Exercises:
**a.** Turn the paragraph of the host-family story that begins "As described on the family's ad" into a short bulleted list that keeps its main facts.
**b.** In the host-family story, what illness kept Sarah in bed for most of the work term?

Source passage:
Like all good things do, my gallivanting came to a halt once I left Morocco. I spent the next week sweating bullets while I waited to meet the people who were crazy enough to take me into their home. When the day finally came for me to make the trip from England to Ireland, I was relieved to find that the host family I found on the Internet weren't planning on kidnapping me and throwing my remains into the harbour. Turns out that James and Sarah were just two people trying to make sense of a life with kids. I just wish I knew then what I know now...no world with chaotic children will ever be booger, puke, or poop free!
As described on the family's ad, there were two very well behaved children. One 3-month old princess named Julia, and then a strapping 4 year old boy named Pearse. The baby slept 8 hours every night, never cried, and was as easy going and mellow as they come. Pearse was enrolled in montessori and loved to play outside, paint, and do jigsaw puzzles. He was well mannered and an all around happy child... One of the most important lessons I learned from replying to an ad on the internet was that it's easy to lie to a computer screen.
Pearse was loud, rambunctious, and completely out of control. He ran the ship his own way, kicking and screaming his way into things. And good lord, getting this boy to eat something other than processed ham and scrambled eggs was like asking Jesus Christ to suddenly descend from the heavens and rid humanity of all evil. Julia on the other hand was just as adorable as described, but a lot less prone to the above mentioned sleep pattern.
The first week with the family was no cake walk. Rather than coast into the fast lane, I was thrown head first into the lion's den. Sarah fell ill to a breast infection not two days after I joined the family, an illness that kept her bedridden for the majority of my work term. But it wasn't just this mysterious ailment that demonstrated its presence in the household. A series of flus, food poisoning, and colds were in constant circulation, leaving myself as the only unscathed survivor.
One afternoon, Sarah ran out to do some errands. I took Julia upstairs to change her clothes and came bolting down the stairs when I heard Pearse's horrific screams from below. With Julia half naked in one arm, I skipped the last stair and slid to a halt infront of Mr. Trouble Maker. As hard as I tried I could not contain the giggles that the scene before me had stirred. After having grown tired of waiting for me in the bathroom to help him clean up, Pearse got up off the "throne", waddled with his pants around his ankles to the stairwell, and wedged his knee between two of the banisters. One cup of butter and twenty minutes later the Little Rascal was free.

Data section:

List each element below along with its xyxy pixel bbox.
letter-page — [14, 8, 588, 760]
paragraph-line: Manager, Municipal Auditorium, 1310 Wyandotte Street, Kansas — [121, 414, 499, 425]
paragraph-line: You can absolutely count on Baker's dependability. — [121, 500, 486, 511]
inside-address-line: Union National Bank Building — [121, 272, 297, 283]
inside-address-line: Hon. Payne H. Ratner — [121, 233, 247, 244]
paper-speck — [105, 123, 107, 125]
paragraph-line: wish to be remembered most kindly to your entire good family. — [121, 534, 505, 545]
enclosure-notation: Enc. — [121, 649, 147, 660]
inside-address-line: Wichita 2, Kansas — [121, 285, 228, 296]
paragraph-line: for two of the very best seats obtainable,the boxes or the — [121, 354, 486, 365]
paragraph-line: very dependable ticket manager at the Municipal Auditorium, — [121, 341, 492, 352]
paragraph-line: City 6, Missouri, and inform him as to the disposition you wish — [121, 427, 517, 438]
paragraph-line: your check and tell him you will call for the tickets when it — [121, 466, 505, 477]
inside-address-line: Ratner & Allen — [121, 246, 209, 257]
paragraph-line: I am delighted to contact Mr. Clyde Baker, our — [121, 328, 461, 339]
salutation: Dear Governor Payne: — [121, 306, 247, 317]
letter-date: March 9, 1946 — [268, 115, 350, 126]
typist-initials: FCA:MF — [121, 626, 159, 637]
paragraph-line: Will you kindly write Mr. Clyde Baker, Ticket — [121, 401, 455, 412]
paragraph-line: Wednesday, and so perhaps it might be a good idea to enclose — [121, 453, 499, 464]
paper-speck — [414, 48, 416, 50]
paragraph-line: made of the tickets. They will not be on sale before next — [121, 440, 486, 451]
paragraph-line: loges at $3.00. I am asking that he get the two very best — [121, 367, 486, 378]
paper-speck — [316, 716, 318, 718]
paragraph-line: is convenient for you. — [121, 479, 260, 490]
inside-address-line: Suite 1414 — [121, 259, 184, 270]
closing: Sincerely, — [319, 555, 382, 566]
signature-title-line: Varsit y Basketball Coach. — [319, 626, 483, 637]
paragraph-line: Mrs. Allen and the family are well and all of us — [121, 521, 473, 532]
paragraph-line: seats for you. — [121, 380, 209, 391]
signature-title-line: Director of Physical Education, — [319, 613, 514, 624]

Solutions to the tasks:
**a.**
- The family's ad described two very well-behaved children.
- Julia, a 3-month-old baby, supposedly slept 8 hours every night, never cried, and was very easygoing and mellow.
- Pearse, a 4-year-old boy, was said to attend Montessori and to love playing outside, painting, and doing jigsaw puzzles.
- He was described as well mannered and happy overall.
- The lesson learned from answering an online ad: it's easy to lie to a computer screen.

**b.** A breast infection.